======== Text segment ========
Possession of a Weapon by a Felon
One of the freedoms that were guaranteed with the adoption of the first 10 amendments to the United States Constitution contained in the Bill of Rights was the right of the people to keep and bear arms. However, a person who has been convicted of a felony offense can be legally prohibited from possessing or owning a firearm or weapon.
In the state of Texas, convicted felons are not always subject to lifetime bans from possessing firearms. However, they are subject to some extremely harsh penalties if they possess a weapon before their civil rights have been restored.
Austin Possession of a Weapon by a Felon Lawyer
Were you previously convicted of a felony offense and are now facing charges relating to the possession of a weapon in Texas? The Law Office of Kevin Bennett fights to defend clients accused of firearm crimes all over Austin and surrounding areas like Pflugerville, Lago Vista, Lakeway, West Lake Hills, Bee Cave, and Sunset Valley.
Kevin Bennett received the prestigious Clients’ Choice Award in 2013 from the legal service's website Avvo in recognition of his outstanding client satisfaction rating. He can review your case and discuss all of your legal options when you call (512) 476-4626 to schedule a free, confidential consultation.
Travis County Possession of a Weapon by a Felon Overview
- When can a person be charged with this offense?
- What are the possible consequences if convicted?
- Can the Second Amendment be used as a defense against these charges?
======== Stored rows ========
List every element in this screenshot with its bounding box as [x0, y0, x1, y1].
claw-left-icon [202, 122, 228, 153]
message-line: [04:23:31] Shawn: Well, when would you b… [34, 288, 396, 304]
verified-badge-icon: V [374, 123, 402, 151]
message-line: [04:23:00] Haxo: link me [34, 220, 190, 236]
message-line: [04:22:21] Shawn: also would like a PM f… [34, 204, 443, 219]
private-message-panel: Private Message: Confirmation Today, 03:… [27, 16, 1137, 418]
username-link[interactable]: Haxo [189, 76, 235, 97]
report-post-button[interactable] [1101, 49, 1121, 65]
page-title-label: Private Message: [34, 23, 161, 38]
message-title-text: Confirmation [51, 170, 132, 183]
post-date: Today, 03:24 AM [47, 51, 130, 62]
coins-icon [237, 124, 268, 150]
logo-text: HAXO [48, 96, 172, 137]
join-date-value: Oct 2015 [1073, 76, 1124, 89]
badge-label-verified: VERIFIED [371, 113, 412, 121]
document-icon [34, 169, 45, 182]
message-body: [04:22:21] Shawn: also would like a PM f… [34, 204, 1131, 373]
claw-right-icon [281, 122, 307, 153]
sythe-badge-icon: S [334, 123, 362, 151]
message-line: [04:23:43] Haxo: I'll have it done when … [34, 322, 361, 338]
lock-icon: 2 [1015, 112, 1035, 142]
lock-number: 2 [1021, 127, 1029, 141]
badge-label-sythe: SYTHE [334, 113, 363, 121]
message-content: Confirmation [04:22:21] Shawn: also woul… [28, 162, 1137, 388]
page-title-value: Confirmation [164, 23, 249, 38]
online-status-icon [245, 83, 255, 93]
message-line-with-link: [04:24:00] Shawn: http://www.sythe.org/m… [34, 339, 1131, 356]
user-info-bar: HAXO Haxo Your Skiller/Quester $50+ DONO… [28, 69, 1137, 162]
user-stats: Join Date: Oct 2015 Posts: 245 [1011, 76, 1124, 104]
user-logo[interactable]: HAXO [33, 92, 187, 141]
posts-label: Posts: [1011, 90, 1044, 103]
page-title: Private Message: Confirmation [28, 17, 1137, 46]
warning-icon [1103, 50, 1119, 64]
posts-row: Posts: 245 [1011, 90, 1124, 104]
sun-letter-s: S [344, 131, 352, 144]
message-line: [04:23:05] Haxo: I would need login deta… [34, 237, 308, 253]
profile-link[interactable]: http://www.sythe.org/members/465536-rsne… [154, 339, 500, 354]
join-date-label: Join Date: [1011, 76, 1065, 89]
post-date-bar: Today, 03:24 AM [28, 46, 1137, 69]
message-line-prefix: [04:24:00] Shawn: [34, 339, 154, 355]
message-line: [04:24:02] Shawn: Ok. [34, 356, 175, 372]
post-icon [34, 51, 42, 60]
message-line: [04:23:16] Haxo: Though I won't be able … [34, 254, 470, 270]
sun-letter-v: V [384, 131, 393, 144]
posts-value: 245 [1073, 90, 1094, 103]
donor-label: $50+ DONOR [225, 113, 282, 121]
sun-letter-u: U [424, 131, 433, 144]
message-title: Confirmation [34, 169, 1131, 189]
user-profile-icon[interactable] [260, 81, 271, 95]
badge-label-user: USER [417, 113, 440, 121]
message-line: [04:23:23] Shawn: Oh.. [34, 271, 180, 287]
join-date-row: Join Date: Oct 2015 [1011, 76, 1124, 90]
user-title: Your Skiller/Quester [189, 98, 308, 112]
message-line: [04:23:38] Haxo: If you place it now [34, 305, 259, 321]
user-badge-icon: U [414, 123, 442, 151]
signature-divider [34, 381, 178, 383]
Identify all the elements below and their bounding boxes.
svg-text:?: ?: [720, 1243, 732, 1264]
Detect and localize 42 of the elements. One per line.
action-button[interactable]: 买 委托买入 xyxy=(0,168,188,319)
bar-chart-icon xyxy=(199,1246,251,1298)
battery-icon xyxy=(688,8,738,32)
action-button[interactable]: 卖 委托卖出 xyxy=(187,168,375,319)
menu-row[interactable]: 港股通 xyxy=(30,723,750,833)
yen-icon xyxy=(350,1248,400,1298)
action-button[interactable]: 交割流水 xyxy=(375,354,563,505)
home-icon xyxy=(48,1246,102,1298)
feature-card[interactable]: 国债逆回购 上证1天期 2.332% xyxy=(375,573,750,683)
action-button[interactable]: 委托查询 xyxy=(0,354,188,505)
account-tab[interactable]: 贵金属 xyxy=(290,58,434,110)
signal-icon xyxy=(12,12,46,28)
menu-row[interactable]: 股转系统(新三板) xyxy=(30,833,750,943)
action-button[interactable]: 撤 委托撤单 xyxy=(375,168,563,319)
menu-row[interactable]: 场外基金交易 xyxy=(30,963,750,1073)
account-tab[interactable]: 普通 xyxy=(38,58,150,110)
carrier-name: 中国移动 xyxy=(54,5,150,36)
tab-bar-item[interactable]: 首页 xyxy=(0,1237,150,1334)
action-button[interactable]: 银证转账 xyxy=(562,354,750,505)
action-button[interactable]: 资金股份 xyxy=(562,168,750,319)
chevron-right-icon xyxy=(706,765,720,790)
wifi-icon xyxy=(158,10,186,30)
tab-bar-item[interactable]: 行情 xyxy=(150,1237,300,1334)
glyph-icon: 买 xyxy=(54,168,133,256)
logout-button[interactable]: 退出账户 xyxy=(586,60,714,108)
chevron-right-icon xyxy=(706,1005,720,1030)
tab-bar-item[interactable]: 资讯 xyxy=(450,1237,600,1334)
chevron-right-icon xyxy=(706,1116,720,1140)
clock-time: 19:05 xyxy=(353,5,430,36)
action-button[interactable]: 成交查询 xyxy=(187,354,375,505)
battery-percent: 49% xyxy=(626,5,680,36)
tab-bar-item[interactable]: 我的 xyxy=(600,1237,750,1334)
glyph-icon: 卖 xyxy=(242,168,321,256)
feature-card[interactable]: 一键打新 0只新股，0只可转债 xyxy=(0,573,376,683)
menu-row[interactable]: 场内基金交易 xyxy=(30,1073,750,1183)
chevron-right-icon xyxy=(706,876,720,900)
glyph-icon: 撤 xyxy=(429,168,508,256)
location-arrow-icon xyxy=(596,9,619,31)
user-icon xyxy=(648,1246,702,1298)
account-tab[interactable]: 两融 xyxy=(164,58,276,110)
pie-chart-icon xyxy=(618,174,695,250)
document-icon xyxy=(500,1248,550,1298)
========
• **Complete the following**
1. For each statement below, say whether the felon weapon possession page agrees with it. Answer yes or no and quote the deciding words of the page. (a) Texas always bars convicted felons from possessing firearms for life. (b) Kevin Bennett received the Clients' Choice Award in 2013 from Avvo. (c) The consultation offered on the page carries a fee.
2. Answer these questions from the felon weapon possession page.
(a) Where are the first 10 amendments to the United States Constitution contained?
(b) What phone number is given for scheduling a consultation?
(c) Which county is named in the overview heading?
3. Extract the passage of the felon weapon possession page from "Austin Possession of" to "and Sunset Valley.".

• **Solution list**
1.
(a) No: "In the state of Texas, convicted felons are not always subject to lifetime bans from possessing firearms."
(b) Yes: "Kevin Bennett received the prestigious Clients’ Choice Award in 2013 from the legal service's website Avvo"
(c) No: "to schedule a free, confidential consultation"

2.
(a) In the Bill of Rights.
(b) (512) 476-4626.
(c) Travis County.

3.
Austin Possession of a Weapon by a Felon Lawyer
Were you previously convicted of a felony offense and are now facing charges relating to the possession of a weapon in Texas? The Law Office of Kevin Bennett fights to defend clients accused of firearm crimes all over Austin and surrounding areas like Pflugerville, Lago Vista, Lakeway, West Lake Hills, Bee Cave, and Sunset Valley.